──────── Extract

# Morritts Tortuga Club



## island22 (Mar 9, 2013)

Question for those of you who have been to Morritts on Grand Cayman, I am trying to trade into this resort through Interval. I notice there are two codes in Interval MTU and MT2 and I know there is The Grand and the other property just listed on the website as Tortuga Club. Does anyone know which code is assigned to which property? We would prefer to stay in the Grand as appears this property is newer and has ocean views. Can anyone give me any info on this? The Interval rep at the SVO desk didn't answer my question. The MTU Tortuga Club is available for instant exchange, but I think the Grand might be a better choice. Anyone have any advice on this? 
Thanks!


----------



## GrayFal (Mar 9, 2013)

island22 said:


> Question for those of you who have been to Morritts on Grand Cayman, I am trying to trade into this resort through Interval. I notice there are two codes in Interval MTU and MT2 and I know there is The Grand and the other property just listed on the website as Tortuga Club. Does anyone know which code is assigned to which property? We would prefer to stay in the Grand as appears this property is newer and has ocean views. Can anyone give me any info on this? The Interval rep at the SVO desk didn't answer my question. The MTU Tortuga Club is available for instant exchange, but I think the Grand might be a better choice. Anyone have any advice on this?
> Thanks!


Only Morritt's Tortuga Club (MTC) is with II - Morritt's Grand (2 oceanfront buildings) still is contracted to RCI for another year or two. MT2 is the code for getaways so use MTU to search for an exchange.
MTC has 2 oceanfront buildings with a third to open in early 2014 - but there would be no guarantee that you would be placed there.

────────────────

» Stated task A
Answer these from the forum thread on trading into Morritts:
(i) Which code does island22 say is available for instant exchange?
(ii) Which exchange company is Morritt's Grand still contracted to?
(iii) When is the third oceanfront building at Morritt's Tortuga Club expected to open?
» Stated task B
List every all-capital abbreviation or code that appears in the Morritts forum thread.
» Stated task C
Carry on the forum thread about trading into Morritts on Grand Cayman with another reply after GrayFal's post.

──────── Information provided

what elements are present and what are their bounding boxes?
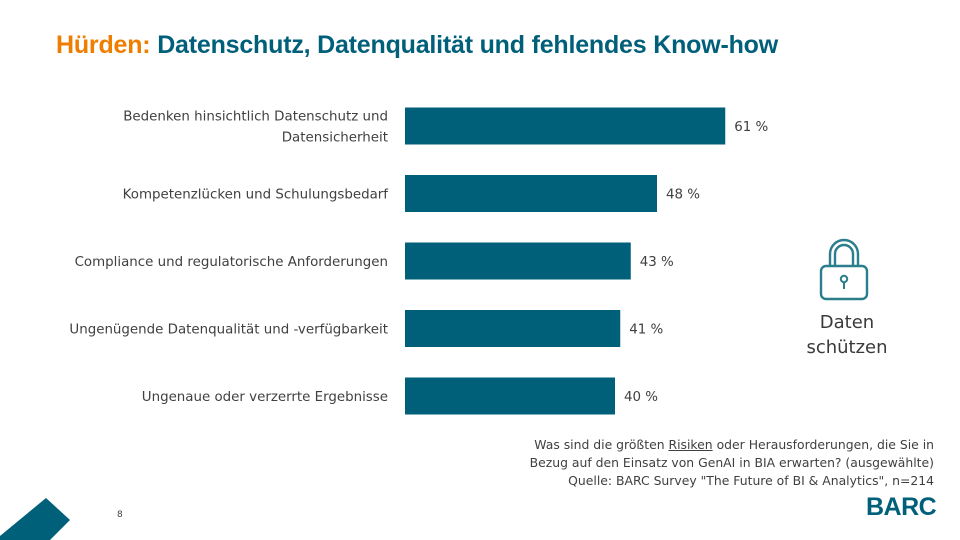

────────────────

» Exercise answer A
(i) MTU
(ii) RCI
(iii) Early 2014

» Exercise answer B
MTU, MT2, SVO, MTC, II, RCI

» Exercise answer C
Although the poolside units do not have the ocean view, the resort is small enough that you are only a few steps from the beach no matter where u stay.
The two resorts/HOA share all facilities/pools/restaurants. The Reef Resort next door also has food/entertainment options.


----------



## island22 (Mar 9, 2013)

Grayfal, thanks for your quick reply! We booked a week in May at MTC and looking forward to it, this is our first trip to Grand Cayman. Always meant to go there but never got around to til now! 
any other suggestions you can give on MTC or GCM would be much apprceciated. we are thinking about renting a car since the East End is a little isolated but it llooks like a beautiful area! looking forward to check out Rum Point that looks great too...
Thanks!


----------



## GrayFal (Mar 9, 2013)

island22 said:


> Grayfal, thanks for your quick reply! We booked a week in May at MTC and looking forward to it, this is our first trip to Grand Cayman. Always meant to go there but never got around to til now!
> any other suggestions you can give on MTC or GCM would be much apprceciated. we are thinking about renting a car since the East End is a little isolated but it llooks like a beautiful area! looking forward to check out Rum Point that looks great too...
> Thanks!


Great, I am sure you will enjoy your trip.
I always rent a car for convenience as the resort is a 45-50 minute drive from the airport.
Close to the airport is Hurleys Market www.hurleys.ky/home where we like to pick up our groceries for the week. There is a liquor store in the same shopping plaza.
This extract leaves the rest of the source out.